(The problem)
Write out the complete material exactly as it stands.
┄┄┄┄┄┄┄┄┄┄
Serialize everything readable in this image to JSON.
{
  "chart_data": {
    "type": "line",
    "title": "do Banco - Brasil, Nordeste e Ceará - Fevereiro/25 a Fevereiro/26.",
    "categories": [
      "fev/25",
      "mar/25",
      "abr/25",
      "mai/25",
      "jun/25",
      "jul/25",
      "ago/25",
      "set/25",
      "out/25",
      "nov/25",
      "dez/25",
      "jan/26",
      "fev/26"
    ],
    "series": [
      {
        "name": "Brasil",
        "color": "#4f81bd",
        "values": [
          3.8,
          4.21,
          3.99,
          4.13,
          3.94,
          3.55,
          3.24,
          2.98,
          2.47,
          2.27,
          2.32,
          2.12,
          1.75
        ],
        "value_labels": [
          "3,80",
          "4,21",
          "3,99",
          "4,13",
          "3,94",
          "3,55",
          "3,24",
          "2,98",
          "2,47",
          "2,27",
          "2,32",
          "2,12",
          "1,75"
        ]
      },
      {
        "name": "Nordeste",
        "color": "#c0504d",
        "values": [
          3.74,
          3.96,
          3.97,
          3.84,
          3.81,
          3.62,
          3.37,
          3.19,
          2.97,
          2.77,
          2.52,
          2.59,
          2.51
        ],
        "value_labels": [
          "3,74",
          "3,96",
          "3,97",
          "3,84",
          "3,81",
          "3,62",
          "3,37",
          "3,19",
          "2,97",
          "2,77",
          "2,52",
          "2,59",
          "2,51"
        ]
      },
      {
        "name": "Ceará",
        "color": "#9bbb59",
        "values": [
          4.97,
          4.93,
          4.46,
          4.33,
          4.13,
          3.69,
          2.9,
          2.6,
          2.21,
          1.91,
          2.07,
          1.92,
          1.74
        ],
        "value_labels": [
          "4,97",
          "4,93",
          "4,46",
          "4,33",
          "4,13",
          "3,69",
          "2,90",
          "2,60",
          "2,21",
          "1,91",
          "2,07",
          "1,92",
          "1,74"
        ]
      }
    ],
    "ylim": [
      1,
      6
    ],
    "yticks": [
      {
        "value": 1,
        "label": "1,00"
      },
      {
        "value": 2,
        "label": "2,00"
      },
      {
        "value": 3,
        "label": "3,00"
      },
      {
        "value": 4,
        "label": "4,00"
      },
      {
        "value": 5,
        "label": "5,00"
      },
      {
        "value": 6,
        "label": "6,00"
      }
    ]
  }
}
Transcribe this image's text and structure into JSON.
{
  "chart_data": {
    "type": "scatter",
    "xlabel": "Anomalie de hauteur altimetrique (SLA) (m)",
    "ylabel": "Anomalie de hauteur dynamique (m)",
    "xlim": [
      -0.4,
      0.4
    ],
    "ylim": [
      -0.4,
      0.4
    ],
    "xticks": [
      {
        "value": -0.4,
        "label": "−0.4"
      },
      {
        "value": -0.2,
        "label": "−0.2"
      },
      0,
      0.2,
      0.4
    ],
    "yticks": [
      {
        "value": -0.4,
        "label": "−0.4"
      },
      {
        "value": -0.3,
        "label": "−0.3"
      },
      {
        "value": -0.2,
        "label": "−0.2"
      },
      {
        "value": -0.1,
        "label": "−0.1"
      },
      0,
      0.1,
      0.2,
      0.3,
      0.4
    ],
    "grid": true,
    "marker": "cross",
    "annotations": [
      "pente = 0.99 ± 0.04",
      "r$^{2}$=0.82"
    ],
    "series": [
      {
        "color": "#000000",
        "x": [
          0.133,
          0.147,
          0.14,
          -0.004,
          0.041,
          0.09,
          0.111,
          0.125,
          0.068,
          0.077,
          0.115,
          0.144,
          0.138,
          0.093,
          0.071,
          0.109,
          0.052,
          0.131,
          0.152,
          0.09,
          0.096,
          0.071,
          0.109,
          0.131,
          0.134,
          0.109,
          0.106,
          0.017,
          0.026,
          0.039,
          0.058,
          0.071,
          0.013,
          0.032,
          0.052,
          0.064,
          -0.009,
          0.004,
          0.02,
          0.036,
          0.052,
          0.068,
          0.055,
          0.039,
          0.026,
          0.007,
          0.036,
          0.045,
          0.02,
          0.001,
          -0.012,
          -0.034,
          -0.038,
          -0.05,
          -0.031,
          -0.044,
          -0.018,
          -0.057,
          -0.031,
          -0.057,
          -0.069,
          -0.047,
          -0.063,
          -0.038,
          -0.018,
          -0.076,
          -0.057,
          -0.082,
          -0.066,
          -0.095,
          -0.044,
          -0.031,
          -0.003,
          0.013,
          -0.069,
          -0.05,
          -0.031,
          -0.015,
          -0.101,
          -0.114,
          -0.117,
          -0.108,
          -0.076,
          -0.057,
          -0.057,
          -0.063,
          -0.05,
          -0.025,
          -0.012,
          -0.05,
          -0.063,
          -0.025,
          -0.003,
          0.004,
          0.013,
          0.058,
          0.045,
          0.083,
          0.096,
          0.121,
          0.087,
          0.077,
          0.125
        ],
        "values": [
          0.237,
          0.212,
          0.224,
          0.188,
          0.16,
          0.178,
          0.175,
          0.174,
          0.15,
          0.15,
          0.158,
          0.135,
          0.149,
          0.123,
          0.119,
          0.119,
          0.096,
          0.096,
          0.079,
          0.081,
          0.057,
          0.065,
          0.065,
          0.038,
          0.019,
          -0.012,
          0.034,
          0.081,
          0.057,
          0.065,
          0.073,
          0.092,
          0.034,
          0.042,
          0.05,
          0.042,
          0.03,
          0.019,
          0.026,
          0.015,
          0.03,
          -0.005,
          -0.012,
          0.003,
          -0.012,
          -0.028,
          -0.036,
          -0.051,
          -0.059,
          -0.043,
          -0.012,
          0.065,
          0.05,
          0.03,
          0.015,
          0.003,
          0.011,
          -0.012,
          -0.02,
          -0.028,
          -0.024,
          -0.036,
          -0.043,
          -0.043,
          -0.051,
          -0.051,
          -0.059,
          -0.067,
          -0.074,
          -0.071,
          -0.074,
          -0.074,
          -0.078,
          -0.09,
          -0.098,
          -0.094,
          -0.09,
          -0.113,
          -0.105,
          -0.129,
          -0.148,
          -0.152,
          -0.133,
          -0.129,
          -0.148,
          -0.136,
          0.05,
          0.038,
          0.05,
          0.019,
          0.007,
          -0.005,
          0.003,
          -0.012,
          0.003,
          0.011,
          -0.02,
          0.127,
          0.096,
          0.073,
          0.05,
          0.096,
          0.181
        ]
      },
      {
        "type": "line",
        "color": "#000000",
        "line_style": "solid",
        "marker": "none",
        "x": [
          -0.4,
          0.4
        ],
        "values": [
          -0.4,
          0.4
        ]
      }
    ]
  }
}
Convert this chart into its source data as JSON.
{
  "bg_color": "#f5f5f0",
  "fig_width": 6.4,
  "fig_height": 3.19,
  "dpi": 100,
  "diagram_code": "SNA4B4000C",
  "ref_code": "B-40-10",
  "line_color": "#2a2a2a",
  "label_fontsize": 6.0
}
┄┄┄┄┄┄┄┄┄┄
(Worked solution)
Serialize everything readable in this image to JSON.
{
  "chart_data": {
    "type": "line",
    "title": "do Banco - Brasil, Nordeste e Ceará - Fevereiro/25 a Fevereiro/26.",
    "categories": [
      "fev/25",
      "mar/25",
      "abr/25",
      "mai/25",
      "jun/25",
      "jul/25",
      "ago/25",
      "set/25",
      "out/25",
      "nov/25",
      "dez/25",
      "jan/26",
      "fev/26"
    ],
    "series": [
      {
        "name": "Brasil",
        "color": "#4f81bd",
        "values": [
          3.8,
          4.21,
          3.99,
          4.13,
          3.94,
          3.55,
          3.24,
          2.98,
          2.47,
          2.27,
          2.32,
          2.12,
          1.75
        ],
        "value_labels": [
          "3,80",
          "4,21",
          "3,99",
          "4,13",
          "3,94",
          "3,55",
          "3,24",
          "2,98",
          "2,47",
          "2,27",
          "2,32",
          "2,12",
          "1,75"
        ]
      },
      {
        "name": "Nordeste",
        "color": "#c0504d",
        "values": [
          3.74,
          3.96,
          3.97,
          3.84,
          3.81,
          3.62,
          3.37,
          3.19,
          2.97,
          2.77,
          2.52,
          2.59,
          2.51
        ],
        "value_labels": [
          "3,74",
          "3,96",
          "3,97",
          "3,84",
          "3,81",
          "3,62",
          "3,37",
          "3,19",
          "2,97",
          "2,77",
          "2,52",
          "2,59",
          "2,51"
        ]
      },
      {
        "name": "Ceará",
        "color": "#9bbb59",
        "values": [
          4.97,
          4.93,
          4.46,
          4.33,
          4.13,
          3.69,
          2.9,
          2.6,
          2.21,
          1.91,
          2.07,
          1.92,
          1.74
        ],
        "value_labels": [
          "4,97",
          "4,93",
          "4,46",
          "4,33",
          "4,13",
          "3,69",
          "2,90",
          "2,60",
          "2,21",
          "1,91",
          "2,07",
          "1,92",
          "1,74"
        ]
      }
    ],
    "ylim": [
      1,
      6
    ],
    "yticks": [
      {
        "value": 1,
        "label": "1,00"
      },
      {
        "value": 2,
        "label": "2,00"
      },
      {
        "value": 3,
        "label": "3,00"
      },
      {
        "value": 4,
        "label": "4,00"
      },
      {
        "value": 5,
        "label": "5,00"
      },
      {
        "value": 6,
        "label": "6,00"
      }
    ]
  }
}
Transcribe this image's text and structure into JSON.
{
  "chart_data": {
    "type": "scatter",
    "xlabel": "Anomalie de hauteur altimetrique (SLA) (m)",
    "ylabel": "Anomalie de hauteur dynamique (m)",
    "xlim": [
      -0.4,
      0.4
    ],
    "ylim": [
      -0.4,
      0.4
    ],
    "xticks": [
      {
        "value": -0.4,
        "label": "−0.4"
      },
      {
        "value": -0.2,
        "label": "−0.2"
      },
      0,
      0.2,
      0.4
    ],
    "yticks": [
      {
        "value": -0.4,
        "label": "−0.4"
      },
      {
        "value": -0.3,
        "label": "−0.3"
      },
      {
        "value": -0.2,
        "label": "−0.2"
      },
      {
        "value": -0.1,
        "label": "−0.1"
      },
      0,
      0.1,
      0.2,
      0.3,
      0.4
    ],
    "grid": true,
    "marker": "cross",
    "annotations": [
      "pente = 0.99 ± 0.04",
      "r$^{2}$=0.82"
    ],
    "series": [
      {
        "color": "#000000",
        "x": [
          0.133,
          0.147,
          0.14,
          -0.004,
          0.041,
          0.09,
          0.111,
          0.125,
          0.068,
          0.077,
          0.115,
          0.144,
          0.138,
          0.093,
          0.071,
          0.109,
          0.052,
          0.131,
          0.152,
          0.09,
          0.096,
          0.071,
          0.109,
          0.131,
          0.134,
          0.109,
          0.106,
          0.017,
          0.026,
          0.039,
          0.058,
          0.071,
          0.013,
          0.032,
          0.052,
          0.064,
          -0.009,
          0.004,
          0.02,
          0.036,
          0.052,
          0.068,
          0.055,
          0.039,
          0.026,
          0.007,
          0.036,
          0.045,
          0.02,
          0.001,
          -0.012,
          -0.034,
          -0.038,
          -0.05,
          -0.031,
          -0.044,
          -0.018,
          -0.057,
          -0.031,
          -0.057,
          -0.069,
          -0.047,
          -0.063,
          -0.038,
          -0.018,
          -0.076,
          -0.057,
          -0.082,
          -0.066,
          -0.095,
          -0.044,
          -0.031,
          -0.003,
          0.013,
          -0.069,
          -0.05,
          -0.031,
          -0.015,
          -0.101,
          -0.114,
          -0.117,
          -0.108,
          -0.076,
          -0.057,
          -0.057,
          -0.063,
          -0.05,
          -0.025,
          -0.012,
          -0.05,
          -0.063,
          -0.025,
          -0.003,
          0.004,
          0.013,
          0.058,
          0.045,
          0.083,
          0.096,
          0.121,
          0.087,
          0.077,
          0.125
        ],
        "values": [
          0.237,
          0.212,
          0.224,
          0.188,
          0.16,
          0.178,
          0.175,
          0.174,
          0.15,
          0.15,
          0.158,
          0.135,
          0.149,
          0.123,
          0.119,
          0.119,
          0.096,
          0.096,
          0.079,
          0.081,
          0.057,
          0.065,
          0.065,
          0.038,
          0.019,
          -0.012,
          0.034,
          0.081,
          0.057,
          0.065,
          0.073,
          0.092,
          0.034,
          0.042,
          0.05,
          0.042,
          0.03,
          0.019,
          0.026,
          0.015,
          0.03,
          -0.005,
          -0.012,
          0.003,
          -0.012,
          -0.028,
          -0.036,
          -0.051,
          -0.059,
          -0.043,
          -0.012,
          0.065,
          0.05,
          0.03,
          0.015,
          0.003,
          0.011,
          -0.012,
          -0.02,
          -0.028,
          -0.024,
          -0.036,
          -0.043,
          -0.043,
          -0.051,
          -0.051,
          -0.059,
          -0.067,
          -0.074,
          -0.071,
          -0.074,
          -0.074,
          -0.078,
          -0.09,
          -0.098,
          -0.094,
          -0.09,
          -0.113,
          -0.105,
          -0.129,
          -0.148,
          -0.152,
          -0.133,
          -0.129,
          -0.148,
          -0.136,
          0.05,
          0.038,
          0.05,
          0.019,
          0.007,
          -0.005,
          0.003,
          -0.012,
          0.003,
          0.011,
          -0.02,
          0.127,
          0.096,
          0.073,
          0.05,
          0.096,
          0.181
        ]
      },
      {
        "type": "line",
        "color": "#000000",
        "line_style": "solid",
        "marker": "none",
        "x": [
          -0.4,
          0.4
        ],
        "values": [
          -0.4,
          0.4
        ]
      }
    ]
  }
}
Convert this chart into its source data as JSON.
{
  "bg_color": "#f5f5f0",
  "fig_width": 6.4,
  "fig_height": 3.19,
  "dpi": 100,
  "diagram_code": "SNA4B4000C",
  "ref_code": "B-40-10",
  "line_color": "#2a2a2a",
  "label_fontsize": 6.0
}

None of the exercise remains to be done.